------ Recorded data
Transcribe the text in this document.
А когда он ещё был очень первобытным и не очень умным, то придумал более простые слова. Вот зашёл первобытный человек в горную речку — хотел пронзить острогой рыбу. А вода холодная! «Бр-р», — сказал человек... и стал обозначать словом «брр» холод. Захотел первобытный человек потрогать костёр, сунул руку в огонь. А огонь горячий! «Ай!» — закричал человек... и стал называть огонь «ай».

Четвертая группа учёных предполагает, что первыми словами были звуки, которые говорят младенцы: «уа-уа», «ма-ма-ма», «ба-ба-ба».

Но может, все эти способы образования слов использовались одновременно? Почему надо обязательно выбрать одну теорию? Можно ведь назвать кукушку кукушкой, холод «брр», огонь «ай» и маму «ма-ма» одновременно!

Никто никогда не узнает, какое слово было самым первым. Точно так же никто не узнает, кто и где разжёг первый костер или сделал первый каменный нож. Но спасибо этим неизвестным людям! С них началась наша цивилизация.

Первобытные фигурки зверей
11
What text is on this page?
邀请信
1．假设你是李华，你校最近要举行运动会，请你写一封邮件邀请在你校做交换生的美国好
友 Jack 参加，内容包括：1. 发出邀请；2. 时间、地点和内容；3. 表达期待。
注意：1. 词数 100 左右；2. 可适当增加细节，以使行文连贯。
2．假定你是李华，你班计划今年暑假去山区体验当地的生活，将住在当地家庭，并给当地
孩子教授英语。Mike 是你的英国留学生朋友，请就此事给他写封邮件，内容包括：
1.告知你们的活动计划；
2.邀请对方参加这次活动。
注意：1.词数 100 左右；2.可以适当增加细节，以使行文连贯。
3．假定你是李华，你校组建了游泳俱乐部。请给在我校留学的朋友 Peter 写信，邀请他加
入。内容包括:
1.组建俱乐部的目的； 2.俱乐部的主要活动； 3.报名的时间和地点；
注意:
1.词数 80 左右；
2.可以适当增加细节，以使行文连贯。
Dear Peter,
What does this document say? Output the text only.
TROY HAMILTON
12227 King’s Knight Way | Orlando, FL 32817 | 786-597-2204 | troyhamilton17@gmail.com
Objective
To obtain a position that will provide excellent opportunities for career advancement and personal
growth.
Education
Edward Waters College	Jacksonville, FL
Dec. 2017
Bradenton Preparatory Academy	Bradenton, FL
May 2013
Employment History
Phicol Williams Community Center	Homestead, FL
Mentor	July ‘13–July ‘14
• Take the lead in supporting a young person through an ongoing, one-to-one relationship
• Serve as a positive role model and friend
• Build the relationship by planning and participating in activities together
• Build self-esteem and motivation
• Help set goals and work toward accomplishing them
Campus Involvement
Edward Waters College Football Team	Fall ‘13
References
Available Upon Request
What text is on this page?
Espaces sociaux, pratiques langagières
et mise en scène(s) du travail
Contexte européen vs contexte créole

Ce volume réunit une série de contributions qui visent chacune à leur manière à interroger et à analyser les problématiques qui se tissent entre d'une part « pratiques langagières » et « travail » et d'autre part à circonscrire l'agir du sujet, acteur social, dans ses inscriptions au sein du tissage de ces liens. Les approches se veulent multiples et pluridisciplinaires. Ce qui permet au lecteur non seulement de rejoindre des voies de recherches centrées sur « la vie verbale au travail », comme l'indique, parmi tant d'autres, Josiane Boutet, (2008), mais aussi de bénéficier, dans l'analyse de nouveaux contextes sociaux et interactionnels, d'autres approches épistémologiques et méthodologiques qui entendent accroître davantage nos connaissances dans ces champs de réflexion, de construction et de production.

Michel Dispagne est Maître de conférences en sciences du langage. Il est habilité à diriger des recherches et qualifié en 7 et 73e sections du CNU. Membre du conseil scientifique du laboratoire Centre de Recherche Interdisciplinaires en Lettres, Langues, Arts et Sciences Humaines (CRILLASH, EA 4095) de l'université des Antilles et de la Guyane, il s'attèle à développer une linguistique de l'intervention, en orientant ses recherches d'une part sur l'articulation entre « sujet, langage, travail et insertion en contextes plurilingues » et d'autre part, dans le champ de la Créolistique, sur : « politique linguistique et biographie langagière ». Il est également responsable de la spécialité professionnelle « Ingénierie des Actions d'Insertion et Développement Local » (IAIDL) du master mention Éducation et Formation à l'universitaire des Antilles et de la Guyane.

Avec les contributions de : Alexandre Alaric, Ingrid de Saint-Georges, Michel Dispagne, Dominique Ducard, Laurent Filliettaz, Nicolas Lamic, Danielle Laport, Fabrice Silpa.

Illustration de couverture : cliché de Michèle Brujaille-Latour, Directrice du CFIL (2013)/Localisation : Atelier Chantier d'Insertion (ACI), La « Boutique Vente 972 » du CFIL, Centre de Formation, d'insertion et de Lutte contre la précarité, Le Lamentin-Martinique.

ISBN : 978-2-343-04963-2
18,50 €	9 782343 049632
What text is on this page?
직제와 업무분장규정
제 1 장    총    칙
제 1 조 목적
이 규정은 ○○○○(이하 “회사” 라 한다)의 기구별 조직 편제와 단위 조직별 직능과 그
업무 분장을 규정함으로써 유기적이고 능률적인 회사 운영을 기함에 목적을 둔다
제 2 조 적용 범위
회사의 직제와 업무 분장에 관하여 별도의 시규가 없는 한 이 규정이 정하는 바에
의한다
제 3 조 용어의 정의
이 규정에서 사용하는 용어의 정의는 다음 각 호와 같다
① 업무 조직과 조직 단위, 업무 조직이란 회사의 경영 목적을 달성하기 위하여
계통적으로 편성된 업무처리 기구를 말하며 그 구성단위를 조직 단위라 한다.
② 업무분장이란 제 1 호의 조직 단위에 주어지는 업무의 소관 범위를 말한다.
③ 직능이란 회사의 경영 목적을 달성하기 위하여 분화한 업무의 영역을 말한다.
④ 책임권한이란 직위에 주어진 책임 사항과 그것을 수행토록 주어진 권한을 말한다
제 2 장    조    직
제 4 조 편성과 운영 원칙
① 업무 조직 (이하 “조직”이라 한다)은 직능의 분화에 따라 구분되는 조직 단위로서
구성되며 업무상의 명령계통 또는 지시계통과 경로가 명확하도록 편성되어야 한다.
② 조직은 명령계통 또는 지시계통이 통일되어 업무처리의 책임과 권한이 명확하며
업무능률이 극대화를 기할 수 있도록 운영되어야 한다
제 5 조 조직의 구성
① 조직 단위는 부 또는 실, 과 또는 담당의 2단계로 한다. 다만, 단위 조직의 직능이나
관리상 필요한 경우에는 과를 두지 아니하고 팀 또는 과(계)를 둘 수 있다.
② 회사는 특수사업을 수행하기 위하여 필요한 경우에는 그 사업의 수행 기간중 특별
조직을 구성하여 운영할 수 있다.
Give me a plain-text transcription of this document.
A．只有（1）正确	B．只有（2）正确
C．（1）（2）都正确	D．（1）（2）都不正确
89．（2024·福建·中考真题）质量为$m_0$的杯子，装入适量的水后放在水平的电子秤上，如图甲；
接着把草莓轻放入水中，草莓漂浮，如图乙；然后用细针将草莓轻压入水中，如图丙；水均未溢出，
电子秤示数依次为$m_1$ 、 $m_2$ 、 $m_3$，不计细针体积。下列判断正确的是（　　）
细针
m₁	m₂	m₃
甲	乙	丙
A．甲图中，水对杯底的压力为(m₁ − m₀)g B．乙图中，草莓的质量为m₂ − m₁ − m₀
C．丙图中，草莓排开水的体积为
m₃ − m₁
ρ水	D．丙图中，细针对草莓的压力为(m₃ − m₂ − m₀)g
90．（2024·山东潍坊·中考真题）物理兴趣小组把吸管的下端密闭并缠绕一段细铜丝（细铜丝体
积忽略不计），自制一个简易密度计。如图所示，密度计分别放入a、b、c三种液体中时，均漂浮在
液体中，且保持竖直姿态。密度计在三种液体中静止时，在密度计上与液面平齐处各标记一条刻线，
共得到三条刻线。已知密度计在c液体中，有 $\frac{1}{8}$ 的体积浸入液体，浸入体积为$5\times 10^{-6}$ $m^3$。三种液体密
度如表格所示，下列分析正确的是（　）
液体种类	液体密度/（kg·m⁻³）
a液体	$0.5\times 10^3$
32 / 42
------------
Stated problem:
Filter the records, keeping only lines that contain "contributions", and show those lines.

Correct response:
Ce volume réunit une série de contributions qui visent chacune à leur manière à interroger et à analyser les problématiques qui se tissent entre d'une part « pratiques langagières » et « travail » et d'autre part à circonscrire l'agir du sujet, acteur social, dans ses inscriptions au sein du tissage de ces liens. Les approches se veulent multiples et pluridisciplinaires. Ce qui permet au lecteur non seulement de rejoindre des voies de recherches centrées sur « la vie verbale au travail », comme l'indique, parmi tant d'autres, Josiane Boutet, (2008), mais aussi de bénéficier, dans l'analyse de nouveaux contextes sociaux et interactionnels, d'autres approches épistémologiques et méthodologiques qui entendent accroître davantage nos connaissances dans ces champs de réflexion, de construction et de production.
Avec les contributions de : Alexandre Alaric, Ingrid de Saint-Georges, Michel Dispagne, Dominique Ducard, Laurent Filliettaz, Nicolas Lamic, Danielle Laport, Fabrice Silpa.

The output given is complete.